The request: In the entries that follow, find the word "характерных" and report each line it is on.

[Items listed in a dataset]
____________________
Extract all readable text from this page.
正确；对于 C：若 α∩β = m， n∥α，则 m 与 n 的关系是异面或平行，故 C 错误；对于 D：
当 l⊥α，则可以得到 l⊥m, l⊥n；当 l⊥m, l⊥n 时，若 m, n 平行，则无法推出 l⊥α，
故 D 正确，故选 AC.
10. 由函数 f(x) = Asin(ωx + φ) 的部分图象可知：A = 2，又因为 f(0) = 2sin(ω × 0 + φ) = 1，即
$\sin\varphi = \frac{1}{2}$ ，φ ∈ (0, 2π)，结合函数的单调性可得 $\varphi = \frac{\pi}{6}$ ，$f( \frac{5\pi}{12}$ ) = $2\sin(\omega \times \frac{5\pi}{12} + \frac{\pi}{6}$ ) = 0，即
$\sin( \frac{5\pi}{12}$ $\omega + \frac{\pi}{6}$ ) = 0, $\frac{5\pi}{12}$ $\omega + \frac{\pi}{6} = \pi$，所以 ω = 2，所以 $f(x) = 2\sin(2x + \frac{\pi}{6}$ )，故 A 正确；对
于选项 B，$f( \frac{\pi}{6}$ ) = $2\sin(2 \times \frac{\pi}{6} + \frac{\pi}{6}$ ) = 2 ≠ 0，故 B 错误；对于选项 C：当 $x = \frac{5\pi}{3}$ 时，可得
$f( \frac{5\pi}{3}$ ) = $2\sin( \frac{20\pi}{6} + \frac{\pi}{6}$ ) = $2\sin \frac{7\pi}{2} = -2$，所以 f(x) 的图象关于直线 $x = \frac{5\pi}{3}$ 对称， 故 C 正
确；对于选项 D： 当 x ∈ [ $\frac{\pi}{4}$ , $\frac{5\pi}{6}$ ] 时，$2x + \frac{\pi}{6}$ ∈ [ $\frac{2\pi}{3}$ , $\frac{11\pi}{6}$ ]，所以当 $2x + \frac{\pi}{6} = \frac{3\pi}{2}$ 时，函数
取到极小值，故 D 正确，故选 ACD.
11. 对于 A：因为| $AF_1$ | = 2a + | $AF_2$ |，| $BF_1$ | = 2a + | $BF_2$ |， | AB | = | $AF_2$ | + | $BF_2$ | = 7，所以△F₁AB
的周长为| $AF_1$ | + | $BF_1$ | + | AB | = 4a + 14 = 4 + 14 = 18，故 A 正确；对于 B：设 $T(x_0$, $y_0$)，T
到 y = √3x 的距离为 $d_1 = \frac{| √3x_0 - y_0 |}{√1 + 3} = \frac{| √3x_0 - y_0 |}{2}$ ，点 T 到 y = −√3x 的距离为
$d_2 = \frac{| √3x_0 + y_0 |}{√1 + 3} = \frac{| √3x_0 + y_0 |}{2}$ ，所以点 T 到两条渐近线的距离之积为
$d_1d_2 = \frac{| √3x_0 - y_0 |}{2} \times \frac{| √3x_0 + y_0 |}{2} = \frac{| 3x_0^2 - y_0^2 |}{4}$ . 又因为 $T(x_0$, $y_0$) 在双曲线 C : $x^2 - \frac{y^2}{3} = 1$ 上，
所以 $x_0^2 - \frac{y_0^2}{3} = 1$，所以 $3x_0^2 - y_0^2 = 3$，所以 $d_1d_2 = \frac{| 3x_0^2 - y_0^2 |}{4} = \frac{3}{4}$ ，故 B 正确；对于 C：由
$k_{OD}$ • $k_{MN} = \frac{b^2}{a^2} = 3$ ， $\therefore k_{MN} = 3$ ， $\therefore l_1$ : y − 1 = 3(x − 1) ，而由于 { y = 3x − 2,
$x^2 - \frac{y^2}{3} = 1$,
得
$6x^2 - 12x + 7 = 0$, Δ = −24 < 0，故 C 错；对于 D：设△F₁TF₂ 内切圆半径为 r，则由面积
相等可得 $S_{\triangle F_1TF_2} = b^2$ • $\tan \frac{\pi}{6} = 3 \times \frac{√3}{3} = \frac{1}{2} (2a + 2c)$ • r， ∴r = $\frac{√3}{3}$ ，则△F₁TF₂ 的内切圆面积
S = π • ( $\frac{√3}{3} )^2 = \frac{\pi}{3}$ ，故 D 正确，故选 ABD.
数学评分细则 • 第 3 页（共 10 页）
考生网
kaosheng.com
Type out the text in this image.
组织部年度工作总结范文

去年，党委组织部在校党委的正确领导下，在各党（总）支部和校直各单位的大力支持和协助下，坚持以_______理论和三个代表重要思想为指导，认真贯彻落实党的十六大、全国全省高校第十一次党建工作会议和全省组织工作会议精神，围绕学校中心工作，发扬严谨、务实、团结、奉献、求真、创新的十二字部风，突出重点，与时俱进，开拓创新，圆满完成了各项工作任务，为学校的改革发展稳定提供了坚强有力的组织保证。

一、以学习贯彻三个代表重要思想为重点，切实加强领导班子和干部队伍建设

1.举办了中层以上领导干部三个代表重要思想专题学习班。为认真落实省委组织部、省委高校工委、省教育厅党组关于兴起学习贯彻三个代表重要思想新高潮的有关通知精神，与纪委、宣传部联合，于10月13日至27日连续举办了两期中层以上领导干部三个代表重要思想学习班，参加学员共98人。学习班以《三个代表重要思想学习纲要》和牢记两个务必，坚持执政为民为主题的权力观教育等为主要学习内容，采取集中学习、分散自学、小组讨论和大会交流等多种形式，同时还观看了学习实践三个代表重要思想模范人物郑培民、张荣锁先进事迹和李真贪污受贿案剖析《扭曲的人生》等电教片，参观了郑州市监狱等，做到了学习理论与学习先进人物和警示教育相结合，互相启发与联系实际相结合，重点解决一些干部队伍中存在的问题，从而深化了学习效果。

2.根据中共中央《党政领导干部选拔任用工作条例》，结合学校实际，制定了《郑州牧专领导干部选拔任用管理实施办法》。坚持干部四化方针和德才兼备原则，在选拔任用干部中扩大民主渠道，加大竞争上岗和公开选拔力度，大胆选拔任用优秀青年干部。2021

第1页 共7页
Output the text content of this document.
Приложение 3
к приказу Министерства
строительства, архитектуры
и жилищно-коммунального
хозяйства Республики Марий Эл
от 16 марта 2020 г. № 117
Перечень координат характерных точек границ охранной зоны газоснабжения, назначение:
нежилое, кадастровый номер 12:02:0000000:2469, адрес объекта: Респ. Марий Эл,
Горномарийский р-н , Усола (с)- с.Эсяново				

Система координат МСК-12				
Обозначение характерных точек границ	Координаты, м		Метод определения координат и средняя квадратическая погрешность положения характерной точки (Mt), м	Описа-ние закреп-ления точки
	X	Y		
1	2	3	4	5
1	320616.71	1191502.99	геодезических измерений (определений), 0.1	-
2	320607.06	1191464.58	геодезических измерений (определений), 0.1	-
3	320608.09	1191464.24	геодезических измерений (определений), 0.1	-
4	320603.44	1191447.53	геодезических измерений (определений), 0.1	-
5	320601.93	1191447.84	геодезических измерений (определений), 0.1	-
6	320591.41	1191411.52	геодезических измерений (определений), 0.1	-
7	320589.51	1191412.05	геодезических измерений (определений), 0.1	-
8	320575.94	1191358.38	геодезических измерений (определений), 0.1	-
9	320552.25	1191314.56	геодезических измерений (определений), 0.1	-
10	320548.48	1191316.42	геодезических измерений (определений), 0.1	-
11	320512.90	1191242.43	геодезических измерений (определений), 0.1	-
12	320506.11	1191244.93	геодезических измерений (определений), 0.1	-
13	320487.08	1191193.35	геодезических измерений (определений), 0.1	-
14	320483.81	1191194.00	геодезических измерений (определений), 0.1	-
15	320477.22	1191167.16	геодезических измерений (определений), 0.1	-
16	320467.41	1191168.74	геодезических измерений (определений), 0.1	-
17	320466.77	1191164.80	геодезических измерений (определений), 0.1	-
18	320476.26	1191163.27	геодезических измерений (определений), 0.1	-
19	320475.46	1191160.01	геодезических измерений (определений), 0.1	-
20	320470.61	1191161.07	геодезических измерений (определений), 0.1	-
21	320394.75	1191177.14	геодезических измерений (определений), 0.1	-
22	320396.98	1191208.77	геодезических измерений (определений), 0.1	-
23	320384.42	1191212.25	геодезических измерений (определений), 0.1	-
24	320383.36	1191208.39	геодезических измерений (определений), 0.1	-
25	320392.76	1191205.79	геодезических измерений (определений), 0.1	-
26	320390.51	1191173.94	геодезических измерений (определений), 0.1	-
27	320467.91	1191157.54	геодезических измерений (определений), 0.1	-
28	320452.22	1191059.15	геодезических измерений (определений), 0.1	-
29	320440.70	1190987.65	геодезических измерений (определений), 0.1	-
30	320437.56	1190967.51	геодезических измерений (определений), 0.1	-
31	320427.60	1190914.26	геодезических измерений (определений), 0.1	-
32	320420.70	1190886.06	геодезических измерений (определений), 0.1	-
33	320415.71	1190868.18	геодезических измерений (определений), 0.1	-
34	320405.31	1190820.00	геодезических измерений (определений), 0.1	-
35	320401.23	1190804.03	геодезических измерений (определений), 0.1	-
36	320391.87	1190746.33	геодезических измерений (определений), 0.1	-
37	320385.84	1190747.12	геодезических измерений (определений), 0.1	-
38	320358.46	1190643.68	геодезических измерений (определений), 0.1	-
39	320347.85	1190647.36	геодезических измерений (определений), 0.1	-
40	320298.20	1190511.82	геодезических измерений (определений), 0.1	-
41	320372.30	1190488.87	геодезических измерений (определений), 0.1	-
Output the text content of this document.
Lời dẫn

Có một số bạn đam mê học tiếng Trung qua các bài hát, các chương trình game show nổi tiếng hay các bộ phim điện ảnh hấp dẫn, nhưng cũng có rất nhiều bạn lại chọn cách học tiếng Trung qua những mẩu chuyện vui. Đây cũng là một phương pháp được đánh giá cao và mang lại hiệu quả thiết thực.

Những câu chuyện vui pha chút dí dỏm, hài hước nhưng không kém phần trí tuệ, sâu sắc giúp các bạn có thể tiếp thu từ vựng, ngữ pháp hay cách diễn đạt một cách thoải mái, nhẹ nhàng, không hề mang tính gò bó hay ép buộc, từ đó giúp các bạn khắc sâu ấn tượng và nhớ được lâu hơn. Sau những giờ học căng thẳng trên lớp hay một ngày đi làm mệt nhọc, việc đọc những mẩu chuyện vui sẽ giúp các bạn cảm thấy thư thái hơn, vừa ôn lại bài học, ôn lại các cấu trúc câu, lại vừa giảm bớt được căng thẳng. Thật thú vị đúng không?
____________________
The answer:
Перечень координат характерных точек границ охранной зоны газоснабжения, назначение:
Обозначение характерных точек границ	Координаты, м		Метод определения координат и средняя квадратическая погрешность положения характерной точки (Mt), м	Описа-ние закреп-ления точки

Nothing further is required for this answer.